>> Start Records supplied

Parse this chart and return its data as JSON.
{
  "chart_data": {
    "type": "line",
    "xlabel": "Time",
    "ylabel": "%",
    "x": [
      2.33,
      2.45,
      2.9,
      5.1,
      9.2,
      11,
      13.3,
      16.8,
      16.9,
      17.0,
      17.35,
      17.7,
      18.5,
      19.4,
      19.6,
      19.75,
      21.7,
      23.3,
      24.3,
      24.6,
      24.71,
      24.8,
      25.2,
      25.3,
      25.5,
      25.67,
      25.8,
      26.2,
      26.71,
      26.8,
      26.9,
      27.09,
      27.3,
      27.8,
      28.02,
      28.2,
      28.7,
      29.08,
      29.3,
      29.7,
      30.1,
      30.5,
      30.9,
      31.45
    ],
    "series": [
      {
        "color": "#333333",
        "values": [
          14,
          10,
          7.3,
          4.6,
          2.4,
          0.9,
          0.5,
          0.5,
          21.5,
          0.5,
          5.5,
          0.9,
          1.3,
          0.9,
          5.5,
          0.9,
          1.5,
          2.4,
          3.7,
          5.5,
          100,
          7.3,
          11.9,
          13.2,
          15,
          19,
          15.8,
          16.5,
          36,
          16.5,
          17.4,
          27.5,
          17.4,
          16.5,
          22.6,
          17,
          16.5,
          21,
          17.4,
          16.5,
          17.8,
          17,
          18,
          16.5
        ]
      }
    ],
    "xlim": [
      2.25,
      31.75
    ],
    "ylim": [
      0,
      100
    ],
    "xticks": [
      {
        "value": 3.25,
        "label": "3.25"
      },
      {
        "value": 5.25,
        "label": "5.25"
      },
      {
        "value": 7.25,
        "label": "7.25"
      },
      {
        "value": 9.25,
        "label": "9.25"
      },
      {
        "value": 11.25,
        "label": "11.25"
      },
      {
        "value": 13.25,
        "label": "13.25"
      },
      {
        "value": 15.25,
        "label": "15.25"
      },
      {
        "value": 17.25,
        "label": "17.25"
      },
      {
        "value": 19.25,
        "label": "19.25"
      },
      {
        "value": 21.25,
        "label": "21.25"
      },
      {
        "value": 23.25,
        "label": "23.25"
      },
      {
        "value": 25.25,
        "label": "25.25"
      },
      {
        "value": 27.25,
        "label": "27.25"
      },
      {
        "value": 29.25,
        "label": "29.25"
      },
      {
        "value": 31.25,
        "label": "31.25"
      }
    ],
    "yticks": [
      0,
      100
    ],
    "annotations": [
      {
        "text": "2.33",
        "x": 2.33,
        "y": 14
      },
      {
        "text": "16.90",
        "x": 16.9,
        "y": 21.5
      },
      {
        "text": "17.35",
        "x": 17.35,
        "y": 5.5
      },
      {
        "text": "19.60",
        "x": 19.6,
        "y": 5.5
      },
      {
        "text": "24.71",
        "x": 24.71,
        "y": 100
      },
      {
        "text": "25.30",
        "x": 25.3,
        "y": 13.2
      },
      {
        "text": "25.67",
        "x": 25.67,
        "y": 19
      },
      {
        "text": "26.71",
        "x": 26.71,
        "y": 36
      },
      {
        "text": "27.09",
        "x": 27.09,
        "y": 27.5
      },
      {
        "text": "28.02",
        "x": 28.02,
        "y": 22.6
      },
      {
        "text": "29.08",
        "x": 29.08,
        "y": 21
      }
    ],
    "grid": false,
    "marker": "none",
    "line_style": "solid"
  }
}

>> End Records supplied

* What the exercise asks *
Pick out and copy the lines of the entries that hold the string "text".

* Output of the task *
        "text": "2.33",
        "text": "16.90",
        "text": "17.35",
        "text": "19.60",
        "text": "24.71",
        "text": "25.30",
        "text": "25.67",
        "text": "26.71",
        "text": "27.09",
        "text": "28.02",
        "text": "29.08",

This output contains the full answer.